### What you need to do
Every line must be returned precisely as it is written.

=== Stored data ===

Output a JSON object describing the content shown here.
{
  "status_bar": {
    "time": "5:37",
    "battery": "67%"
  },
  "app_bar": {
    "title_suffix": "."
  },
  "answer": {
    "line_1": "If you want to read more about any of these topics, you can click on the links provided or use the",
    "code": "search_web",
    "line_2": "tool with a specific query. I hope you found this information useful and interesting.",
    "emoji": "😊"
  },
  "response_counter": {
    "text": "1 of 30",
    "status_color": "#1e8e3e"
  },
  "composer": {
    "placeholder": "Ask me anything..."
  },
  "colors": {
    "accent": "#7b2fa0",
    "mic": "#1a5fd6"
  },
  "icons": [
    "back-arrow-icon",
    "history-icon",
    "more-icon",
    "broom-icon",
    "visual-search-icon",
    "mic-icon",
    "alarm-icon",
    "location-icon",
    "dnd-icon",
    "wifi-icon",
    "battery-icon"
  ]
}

===

### Written reply
Output a JSON object describing the content shown here.
{
  "status_bar": {
    "time": "5:37",
    "battery": "67%"
  },
  "app_bar": {
    "title_suffix": "."
  },
  "answer": {
    "line_1": "If you want to read more about any of these topics, you can click on the links provided or use the",
    "code": "search_web",
    "line_2": "tool with a specific query. I hope you found this information useful and interesting.",
    "emoji": "😊"
  },
  "response_counter": {
    "text": "1 of 30",
    "status_color": "#1e8e3e"
  },
  "composer": {
    "placeholder": "Ask me anything..."
  },
  "colors": {
    "accent": "#7b2fa0",
    "mic": "#1a5fd6"
  },
  "icons": [
    "back-arrow-icon",
    "history-icon",
    "more-icon",
    "broom-icon",
    "visual-search-icon",
    "mic-icon",
    "alarm-icon",
    "location-icon",
    "dnd-icon",
    "wifi-icon",
    "battery-icon"
  ]
}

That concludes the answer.